§ Supplied material

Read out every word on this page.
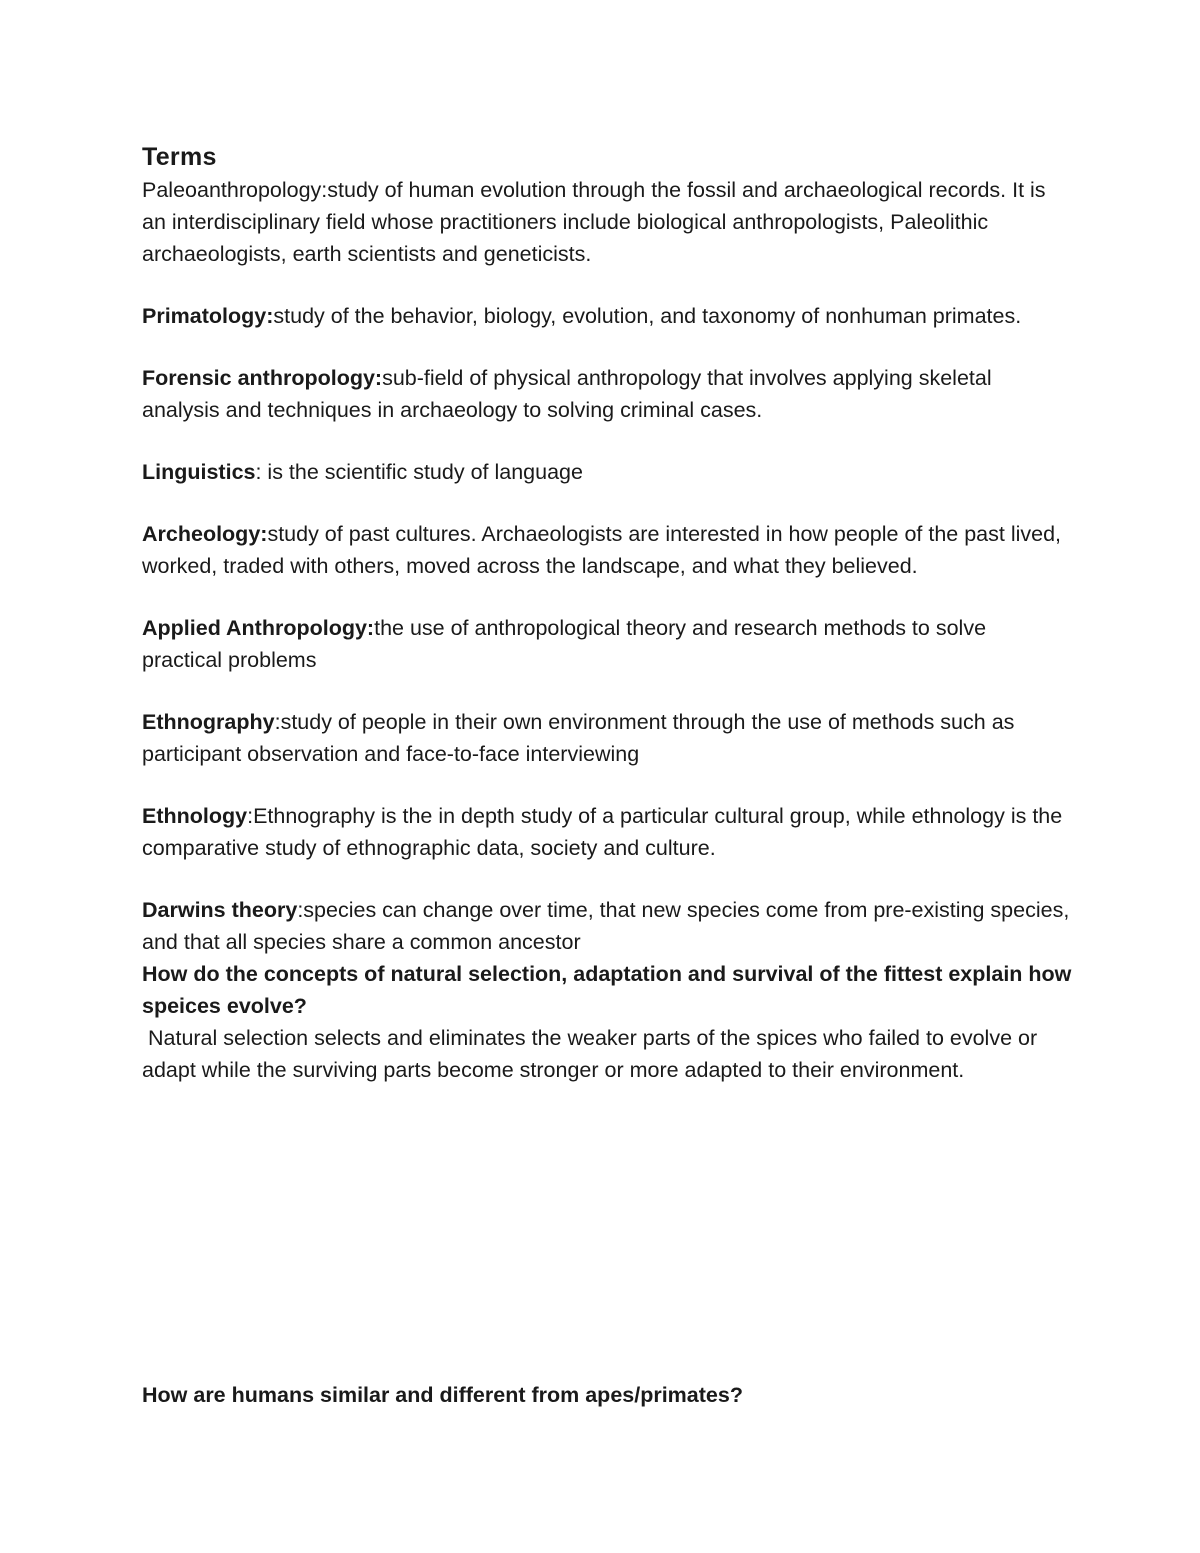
Terms

Paleoanthropology:study of human evolution through the fossil and archaeological records. It is an interdisciplinary field whose practitioners include biological anthropologists, Paleolithic archaeologists, earth scientists and geneticists.

Primatology:study of the behavior, biology, evolution, and taxonomy of nonhuman primates.

Forensic anthropology:sub-field of physical anthropology that involves applying skeletal analysis and techniques in archaeology to solving criminal cases.

Linguistics: is the scientific study of language

Archeology:study of past cultures. Archaeologists are interested in how people of the past lived, worked, traded with others, moved across the landscape, and what they believed.

Applied Anthropology:the use of anthropological theory and research methods to solve practical problems

Ethnography:study of people in their own environment through the use of methods such as participant observation and face-to-face interviewing

Ethnology:Ethnography is the in depth study of a particular cultural group, while ethnology is the comparative study of ethnographic data, society and culture.

Darwins theory:species can change over time, that new species come from pre-existing species, and that all species share a common ancestor

How do the concepts of natural selection, adaptation and survival of the fittest explain how speices evolve?

Natural selection selects and eliminates the weaker parts of the spices who failed to evolve or adapt while the surviving parts become stronger or more adapted to their environment.

How are humans similar and different from apes/primates?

§ Request
Pull out every line of the records above that contains the word "primates".

§ The output
Primatology:study of the behavior, biology, evolution, and taxonomy of nonhuman primates.
How are humans similar and different from apes/primates?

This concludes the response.